Task prompt. Make an exact copy of the lines, leaving the pictures out.

Recorded data.

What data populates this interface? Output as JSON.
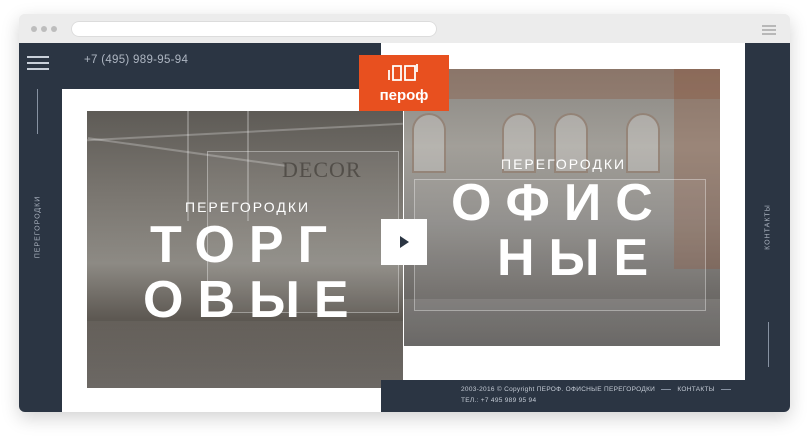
{
  "header": {
    "phone": "+7 (495) 989-95-94",
    "logo_text": "пероф"
  },
  "sidebar_left": {
    "vertical_label": "ПЕРЕГОРОДКИ"
  },
  "sidebar_right": {
    "vertical_label": "КОНТАКТЫ"
  },
  "panels": {
    "retail": {
      "caption": "ПЕРЕГОРОДКИ",
      "title_line1": "ТОРГ",
      "title_line2": "ОВЫЕ",
      "sign": "DECOR"
    },
    "office": {
      "caption": "ПЕРЕГОРОДКИ",
      "title_line1": "ОФИС",
      "title_line2": "НЫЕ"
    }
  },
  "footer": {
    "copyright": "2003-2016 © Copyright ПЕРОФ. ОФИСНЫЕ ПЕРЕГОРОДКИ",
    "contacts_link": "КОНТАКТЫ",
    "tel": "ТЕЛ.: +7 495 989 95 94"
  },
  "colors": {
    "dark": "#2b3543",
    "accent": "#e8501f",
    "white": "#ffffff"
  },
  "icons": [
    "hamburger-icon",
    "play-icon",
    "logo-mark-icon"
  ]
}
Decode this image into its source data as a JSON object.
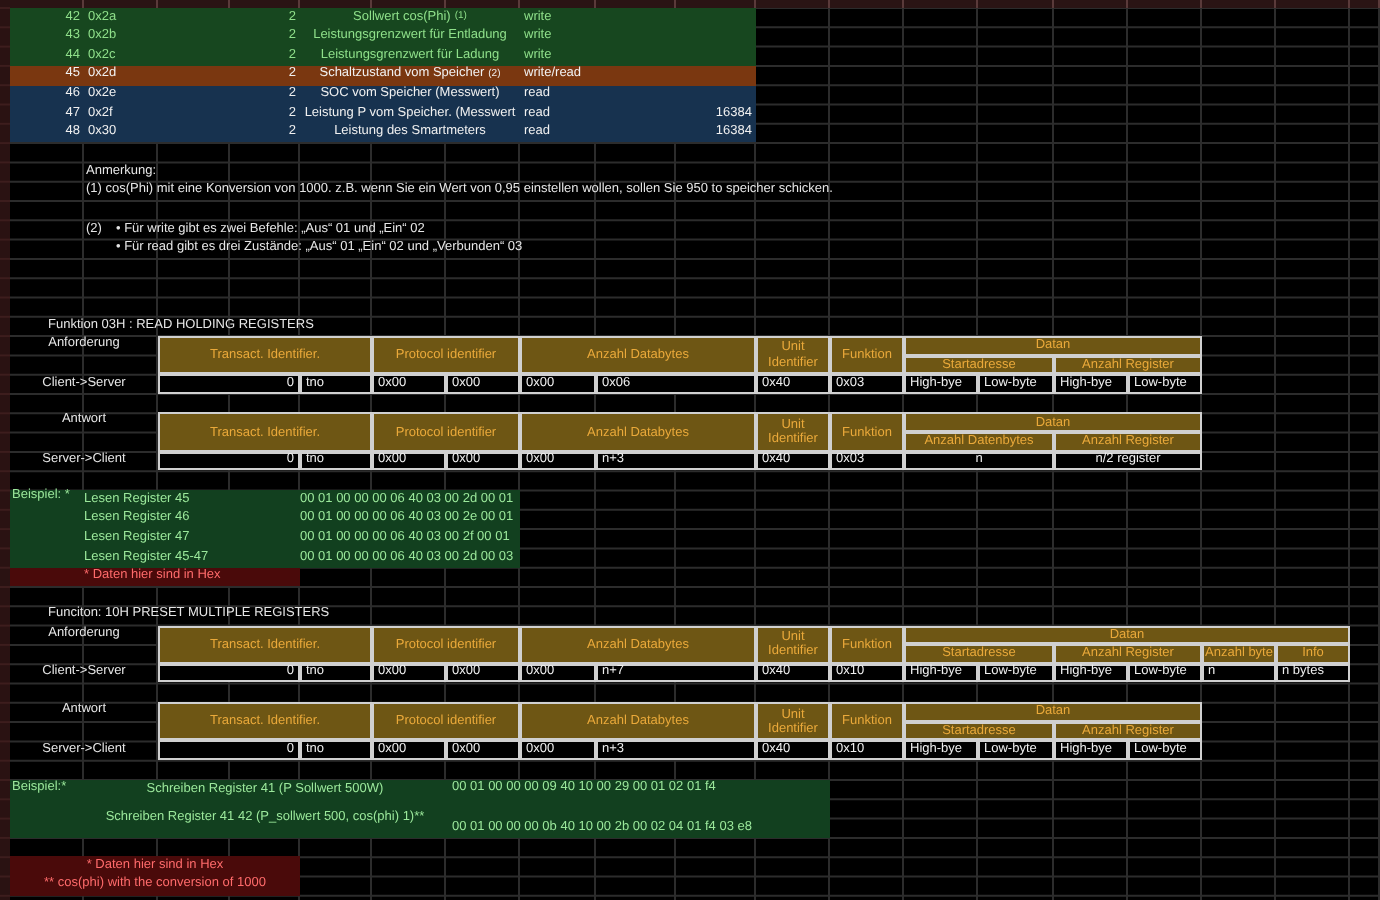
{
  "registers": [
    {
      "number": "42",
      "address": "0x2a",
      "length": "2",
      "name": "Sollwert cos(Phi)",
      "note_ref": "(1)",
      "access": "write",
      "kind": "write"
    },
    {
      "number": "43",
      "address": "0x2b",
      "length": "2",
      "name": "Leistungsgrenzwert für Entladung",
      "access": "write",
      "kind": "write"
    },
    {
      "number": "44",
      "address": "0x2c",
      "length": "2",
      "name": "Leistungsgrenzwert für Ladung",
      "access": "write",
      "kind": "write"
    },
    {
      "number": "45",
      "address": "0x2d",
      "length": "2",
      "name": "Schaltzustand vom Speicher",
      "note_ref": "(2)",
      "access": "write/read",
      "kind": "write_read"
    },
    {
      "number": "46",
      "address": "0x2e",
      "length": "2",
      "name": "SOC vom Speicher (Messwert)",
      "access": "read",
      "kind": "read"
    },
    {
      "number": "47",
      "address": "0x2f",
      "length": "2",
      "name": "Leistung P vom Speicher. (Messwert",
      "access": "read",
      "value": "16384",
      "kind": "read"
    },
    {
      "number": "48",
      "address": "0x30",
      "length": "2",
      "name": "Leistung des Smartmeters",
      "access": "read",
      "value": "16384",
      "kind": "read"
    }
  ],
  "remarks": {
    "title": "Anmerkung:",
    "note_1": "(1)  cos(Phi) mit eine Konversion von 1000. z.B. wenn Sie ein Wert von 0,95 einstellen  wollen, sollen Sie 950 to speicher schicken.",
    "note_2": {
      "marker": "(2)",
      "bullets": [
        "• Für write gibt es zwei Befehle: „Aus“ 01 und „Ein“ 02",
        "• Für read gibt es drei Zustände: „Aus“ 01 „Ein“ 02 und „Verbunden“ 03"
      ]
    }
  },
  "sections": [
    {
      "title": "Funktion 03H : READ HOLDING REGISTERS",
      "request": {
        "label": "Anforderung",
        "direction": "Client->Server",
        "columns": [
          "Transact. Identifier.",
          "Protocol identifier",
          "Anzahl Databytes",
          "Unit Identifier",
          "Funktion"
        ],
        "data_title": "Datan",
        "data_columns": [
          "Startadresse",
          "Anzahl Register"
        ],
        "values": [
          "0",
          "tno",
          "0x00",
          "0x00",
          "0x00",
          "0x06",
          "0x40",
          "0x03"
        ],
        "data_values": [
          "High-bye",
          "Low-byte",
          "High-bye",
          "Low-byte"
        ]
      },
      "response": {
        "label": "Antwort",
        "direction": "Server->Client",
        "columns": [
          "Transact. Identifier.",
          "Protocol identifier",
          "Anzahl Databytes",
          "Unit Identifier",
          "Funktion"
        ],
        "data_title": "Datan",
        "data_columns": [
          "Anzahl Datenbytes",
          "Anzahl Register"
        ],
        "values": [
          "0",
          "tno",
          "0x00",
          "0x00",
          "0x00",
          "n+3",
          "0x40",
          "0x03"
        ],
        "data_values": [
          "n",
          "n/2 register"
        ]
      },
      "example": {
        "label": "Beispiel: *",
        "kind": "read",
        "rows": [
          {
            "name": "Lesen Register 45",
            "hex": "00 01 00 00 00 06 40 03 00 2d 00 01"
          },
          {
            "name": "Lesen Register 46",
            "hex": "00 01 00 00 00 06 40 03 00 2e 00 01"
          },
          {
            "name": "Lesen Register 47",
            "hex": "00 01 00 00 00 06 40 03 00 2f 00 01"
          },
          {
            "name": "Lesen Register 45-47",
            "hex": "00 01 00 00 00 06 40 03 00 2d 00 03"
          }
        ],
        "footnotes": [
          "* Daten hier sind in Hex"
        ]
      }
    },
    {
      "title": "Funciton: 10H PRESET MULTIPLE REGISTERS",
      "request": {
        "label": "Anforderung",
        "direction": "Client->Server",
        "columns": [
          "Transact. Identifier.",
          "Protocol identifier",
          "Anzahl Databytes",
          "Unit Identifier",
          "Funktion"
        ],
        "data_title": "Datan",
        "data_columns": [
          "Startadresse",
          "Anzahl Register",
          "Anzahl byte",
          "Info"
        ],
        "values": [
          "0",
          "tno",
          "0x00",
          "0x00",
          "0x00",
          "n+7",
          "0x40",
          "0x10"
        ],
        "data_values": [
          "High-bye",
          "Low-byte",
          "High-bye",
          "Low-byte",
          "n",
          "n bytes"
        ]
      },
      "response": {
        "label": "Antwort",
        "direction": "Server->Client",
        "columns": [
          "Transact. Identifier.",
          "Protocol identifier",
          "Anzahl Databytes",
          "Unit Identifier",
          "Funktion"
        ],
        "data_title": "Datan",
        "data_columns": [
          "Startadresse",
          "Anzahl Register"
        ],
        "values": [
          "0",
          "tno",
          "0x00",
          "0x00",
          "0x00",
          "n+3",
          "0x40",
          "0x10"
        ],
        "data_values": [
          "High-bye",
          "Low-byte",
          "High-bye",
          "Low-byte"
        ]
      },
      "example": {
        "label": "Beispiel:*",
        "kind": "write",
        "rows": [
          {
            "name": "Schreiben Register 41 (P Sollwert 500W)",
            "hex": "00 01 00 00 00 09 40 10 00 29 00 01 02 01 f4"
          },
          {
            "name": "Schreiben Register 41 42 (P_sollwert 500, cos(phi) 1)**",
            "hex": "00 01 00 00 00 0b 40 10 00 2b 00 02  04 01 f4 03 e8"
          }
        ],
        "footnotes": [
          "* Daten hier sind in Hex",
          "** cos(phi) with the conversion of 1000"
        ]
      }
    }
  ]
}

Complete response.
What data populates this interface? Output as JSON.
{
  "header": {
    "phone": "+7 (495) 989-95-94",
    "logo_text": "пероф"
  },
  "sidebar_left": {
    "vertical_label": "ПЕРЕГОРОДКИ"
  },
  "sidebar_right": {
    "vertical_label": "КОНТАКТЫ"
  },
  "panels": {
    "retail": {
      "caption": "ПЕРЕГОРОДКИ",
      "title_line1": "ТОРГ",
      "title_line2": "ОВЫЕ",
      "sign": "DECOR"
    },
    "office": {
      "caption": "ПЕРЕГОРОДКИ",
      "title_line1": "ОФИС",
      "title_line2": "НЫЕ"
    }
  },
  "footer": {
    "copyright": "2003-2016 © Copyright ПЕРОФ. ОФИСНЫЕ ПЕРЕГОРОДКИ",
    "contacts_link": "КОНТАКТЫ",
    "tel": "ТЕЛ.: +7 495 989 95 94"
  },
  "colors": {
    "dark": "#2b3543",
    "accent": "#e8501f",
    "white": "#ffffff"
  },
  "icons": [
    "hamburger-icon",
    "play-icon",
    "logo-mark-icon"
  ]
}
Decode this image into its source data as a JSON object.
{
  "registers": [
    {
      "number": "42",
      "address": "0x2a",
      "length": "2",
      "name": "Sollwert cos(Phi)",
      "note_ref": "(1)",
      "access": "write",
      "kind": "write"
    },
    {
      "number": "43",
      "address": "0x2b",
      "length": "2",
      "name": "Leistungsgrenzwert für Entladung",
      "access": "write",
      "kind": "write"
    },
    {
      "number": "44",
      "address": "0x2c",
      "length": "2",
      "name": "Leistungsgrenzwert für Ladung",
      "access": "write",
      "kind": "write"
    },
    {
      "number": "45",
      "address": "0x2d",
      "length": "2",
      "name": "Schaltzustand vom Speicher",
      "note_ref": "(2)",
      "access": "write/read",
      "kind": "write_read"
    },
    {
      "number": "46",
      "address": "0x2e",
      "length": "2",
      "name": "SOC vom Speicher (Messwert)",
      "access": "read",
      "kind": "read"
    },
    {
      "number": "47",
      "address": "0x2f",
      "length": "2",
      "name": "Leistung P vom Speicher. (Messwert",
      "access": "read",
      "value": "16384",
      "kind": "read"
    },
    {
      "number": "48",
      "address": "0x30",
      "length": "2",
      "name": "Leistung des Smartmeters",
      "access": "read",
      "value": "16384",
      "kind": "read"
    }
  ],
  "remarks": {
    "title": "Anmerkung:",
    "note_1": "(1)  cos(Phi) mit eine Konversion von 1000. z.B. wenn Sie ein Wert von 0,95 einstellen  wollen, sollen Sie 950 to speicher schicken.",
    "note_2": {
      "marker": "(2)",
      "bullets": [
        "• Für write gibt es zwei Befehle: „Aus“ 01 und „Ein“ 02",
        "• Für read gibt es drei Zustände: „Aus“ 01 „Ein“ 02 und „Verbunden“ 03"
      ]
    }
  },
  "sections": [
    {
      "title": "Funktion 03H : READ HOLDING REGISTERS",
      "request": {
        "label": "Anforderung",
        "direction": "Client->Server",
        "columns": [
          "Transact. Identifier.",
          "Protocol identifier",
          "Anzahl Databytes",
          "Unit Identifier",
          "Funktion"
        ],
        "data_title": "Datan",
        "data_columns": [
          "Startadresse",
          "Anzahl Register"
        ],
        "values": [
          "0",
          "tno",
          "0x00",
          "0x00",
          "0x00",
          "0x06",
          "0x40",
          "0x03"
        ],
        "data_values": [
          "High-bye",
          "Low-byte",
          "High-bye",
          "Low-byte"
        ]
      },
      "response": {
        "label": "Antwort",
        "direction": "Server->Client",
        "columns": [
          "Transact. Identifier.",
          "Protocol identifier",
          "Anzahl Databytes",
          "Unit Identifier",
          "Funktion"
        ],
        "data_title": "Datan",
        "data_columns": [
          "Anzahl Datenbytes",
          "Anzahl Register"
        ],
        "values": [
          "0",
          "tno",
          "0x00",
          "0x00",
          "0x00",
          "n+3",
          "0x40",
          "0x03"
        ],
        "data_values": [
          "n",
          "n/2 register"
        ]
      },
      "example": {
        "label": "Beispiel: *",
        "kind": "read",
        "rows": [
          {
            "name": "Lesen Register 45",
            "hex": "00 01 00 00 00 06 40 03 00 2d 00 01"
          },
          {
            "name": "Lesen Register 46",
            "hex": "00 01 00 00 00 06 40 03 00 2e 00 01"
          },
          {
            "name": "Lesen Register 47",
            "hex": "00 01 00 00 00 06 40 03 00 2f 00 01"
          },
          {
            "name": "Lesen Register 45-47",
            "hex": "00 01 00 00 00 06 40 03 00 2d 00 03"
          }
        ],
        "footnotes": [
          "* Daten hier sind in Hex"
        ]
      }
    },
    {
      "title": "Funciton: 10H PRESET MULTIPLE REGISTERS",
      "request": {
        "label": "Anforderung",
        "direction": "Client->Server",
        "columns": [
          "Transact. Identifier.",
          "Protocol identifier",
          "Anzahl Databytes",
          "Unit Identifier",
          "Funktion"
        ],
        "data_title": "Datan",
        "data_columns": [
          "Startadresse",
          "Anzahl Register",
          "Anzahl byte",
          "Info"
        ],
        "values": [
          "0",
          "tno",
          "0x00",
          "0x00",
          "0x00",
          "n+7",
          "0x40",
          "0x10"
        ],
        "data_values": [
          "High-bye",
          "Low-byte",
          "High-bye",
          "Low-byte",
          "n",
          "n bytes"
        ]
      },
      "response": {
        "label": "Antwort",
        "direction": "Server->Client",
        "columns": [
          "Transact. Identifier.",
          "Protocol identifier",
          "Anzahl Databytes",
          "Unit Identifier",
          "Funktion"
        ],
        "data_title": "Datan",
        "data_columns": [
          "Startadresse",
          "Anzahl Register"
        ],
        "values": [
          "0",
          "tno",
          "0x00",
          "0x00",
          "0x00",
          "n+3",
          "0x40",
          "0x10"
        ],
        "data_values": [
          "High-bye",
          "Low-byte",
          "High-bye",
          "Low-byte"
        ]
      },
      "example": {
        "label": "Beispiel:*",
        "kind": "write",
        "rows": [
          {
            "name": "Schreiben Register 41 (P Sollwert 500W)",
            "hex": "00 01 00 00 00 09 40 10 00 29 00 01 02 01 f4"
          },
          {
            "name": "Schreiben Register 41 42 (P_sollwert 500, cos(phi) 1)**",
            "hex": "00 01 00 00 00 0b 40 10 00 2b 00 02  04 01 f4 03 e8"
          }
        ],
        "footnotes": [
          "* Daten hier sind in Hex",
          "** cos(phi) with the conversion of 1000"
        ]
      }
    }
  ]
}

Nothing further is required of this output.